[Start of DATA ROWS]

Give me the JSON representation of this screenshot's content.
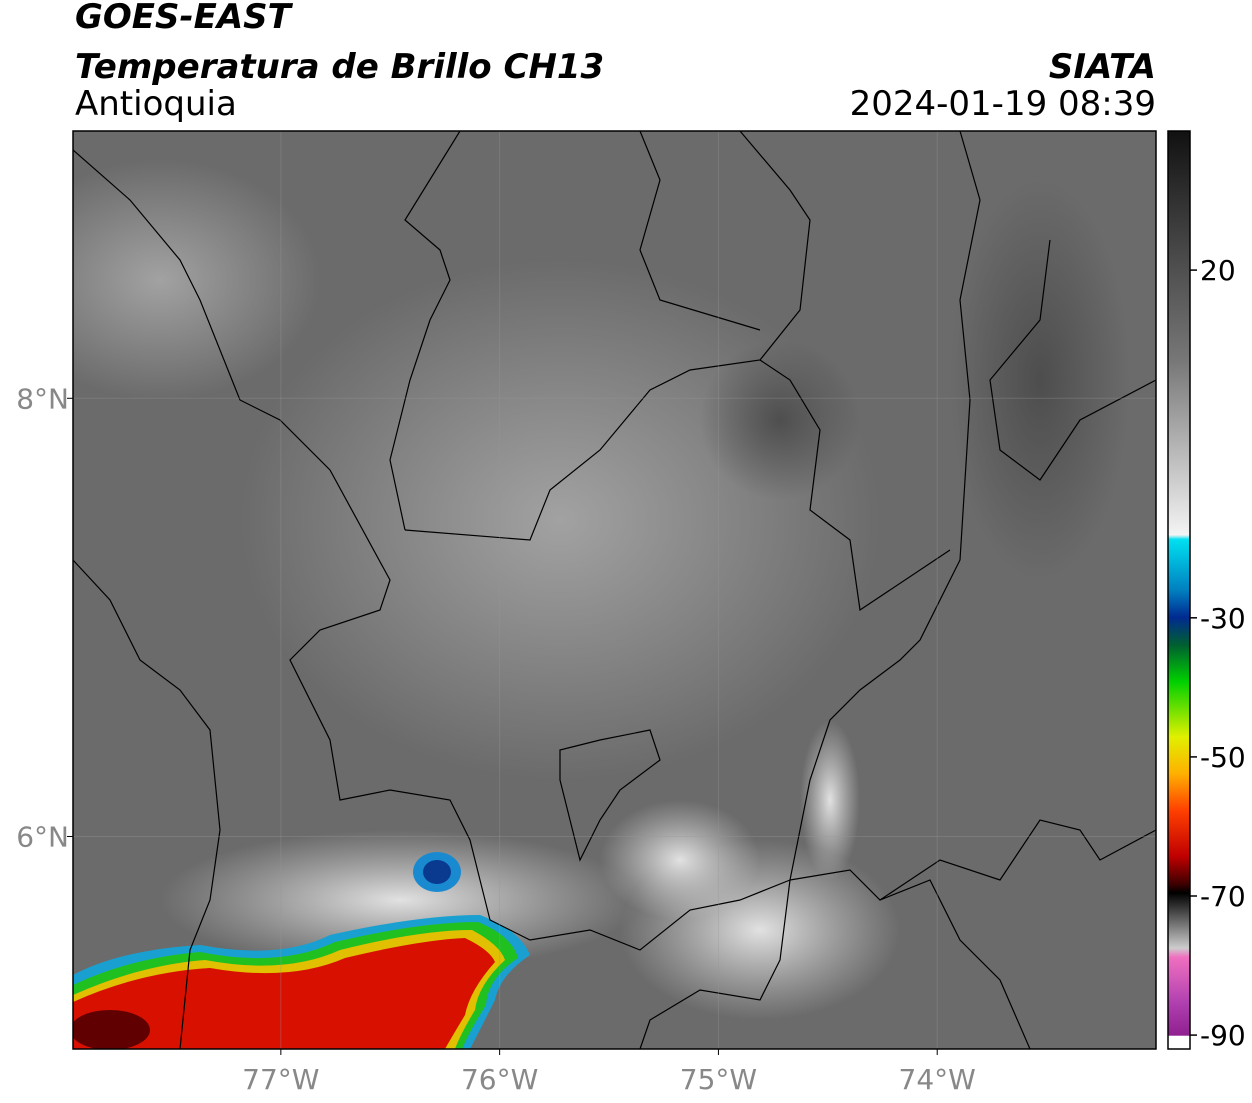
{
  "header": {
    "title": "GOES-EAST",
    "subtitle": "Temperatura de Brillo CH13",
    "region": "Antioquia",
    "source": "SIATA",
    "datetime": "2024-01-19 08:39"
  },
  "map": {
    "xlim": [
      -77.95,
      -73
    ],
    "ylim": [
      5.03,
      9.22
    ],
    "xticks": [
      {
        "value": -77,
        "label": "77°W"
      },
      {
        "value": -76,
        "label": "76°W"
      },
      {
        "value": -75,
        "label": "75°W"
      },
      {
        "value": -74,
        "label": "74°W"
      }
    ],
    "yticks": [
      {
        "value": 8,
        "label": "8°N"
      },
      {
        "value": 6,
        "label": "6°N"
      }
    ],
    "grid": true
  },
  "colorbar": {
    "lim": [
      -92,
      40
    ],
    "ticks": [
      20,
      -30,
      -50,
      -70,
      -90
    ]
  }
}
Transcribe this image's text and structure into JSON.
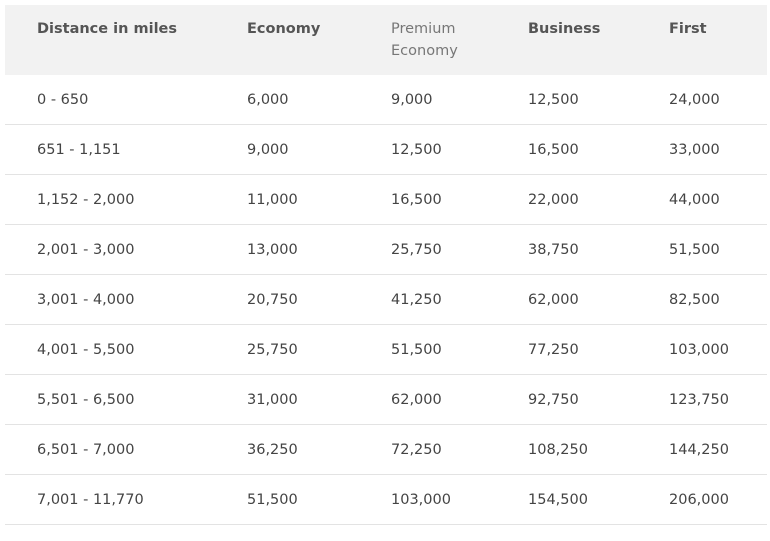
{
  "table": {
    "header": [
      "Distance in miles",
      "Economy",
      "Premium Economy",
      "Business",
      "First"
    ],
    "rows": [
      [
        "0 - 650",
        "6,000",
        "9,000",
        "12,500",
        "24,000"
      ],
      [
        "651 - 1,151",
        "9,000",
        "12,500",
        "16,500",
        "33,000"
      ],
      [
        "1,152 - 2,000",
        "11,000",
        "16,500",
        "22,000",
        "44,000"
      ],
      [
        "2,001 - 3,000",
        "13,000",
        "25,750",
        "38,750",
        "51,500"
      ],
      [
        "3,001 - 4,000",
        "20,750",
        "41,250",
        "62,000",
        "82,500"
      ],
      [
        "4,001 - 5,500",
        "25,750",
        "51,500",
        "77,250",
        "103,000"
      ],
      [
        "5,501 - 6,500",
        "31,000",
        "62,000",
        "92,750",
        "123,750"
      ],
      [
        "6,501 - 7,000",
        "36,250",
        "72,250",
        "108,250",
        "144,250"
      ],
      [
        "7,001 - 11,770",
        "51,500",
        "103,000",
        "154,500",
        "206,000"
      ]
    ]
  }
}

[End of DATA ROWS]

**WORK TO COMPLETE**
Without the pictures, return all the records precisely as they stand.

**SOLUTION**
Give me the JSON representation of this screenshot's content.
{
  "header": {
    "title": "GOES-EAST",
    "subtitle": "Temperatura de Brillo CH13",
    "region": "Antioquia",
    "source": "SIATA",
    "datetime": "2024-01-19 08:39"
  },
  "map": {
    "xlim": [
      -77.95,
      -73
    ],
    "ylim": [
      5.03,
      9.22
    ],
    "xticks": [
      {
        "value": -77,
        "label": "77°W"
      },
      {
        "value": -76,
        "label": "76°W"
      },
      {
        "value": -75,
        "label": "75°W"
      },
      {
        "value": -74,
        "label": "74°W"
      }
    ],
    "yticks": [
      {
        "value": 8,
        "label": "8°N"
      },
      {
        "value": 6,
        "label": "6°N"
      }
    ],
    "grid": true
  },
  "colorbar": {
    "lim": [
      -92,
      40
    ],
    "ticks": [
      20,
      -30,
      -50,
      -70,
      -90
    ]
  }
}
Transcribe this image's text and structure into JSON.
{
  "table": {
    "header": [
      "Distance in miles",
      "Economy",
      "Premium Economy",
      "Business",
      "First"
    ],
    "rows": [
      [
        "0 - 650",
        "6,000",
        "9,000",
        "12,500",
        "24,000"
      ],
      [
        "651 - 1,151",
        "9,000",
        "12,500",
        "16,500",
        "33,000"
      ],
      [
        "1,152 - 2,000",
        "11,000",
        "16,500",
        "22,000",
        "44,000"
      ],
      [
        "2,001 - 3,000",
        "13,000",
        "25,750",
        "38,750",
        "51,500"
      ],
      [
        "3,001 - 4,000",
        "20,750",
        "41,250",
        "62,000",
        "82,500"
      ],
      [
        "4,001 - 5,500",
        "25,750",
        "51,500",
        "77,250",
        "103,000"
      ],
      [
        "5,501 - 6,500",
        "31,000",
        "62,000",
        "92,750",
        "123,750"
      ],
      [
        "6,501 - 7,000",
        "36,250",
        "72,250",
        "108,250",
        "144,250"
      ],
      [
        "7,001 - 11,770",
        "51,500",
        "103,000",
        "154,500",
        "206,000"
      ]
    ]
  }
}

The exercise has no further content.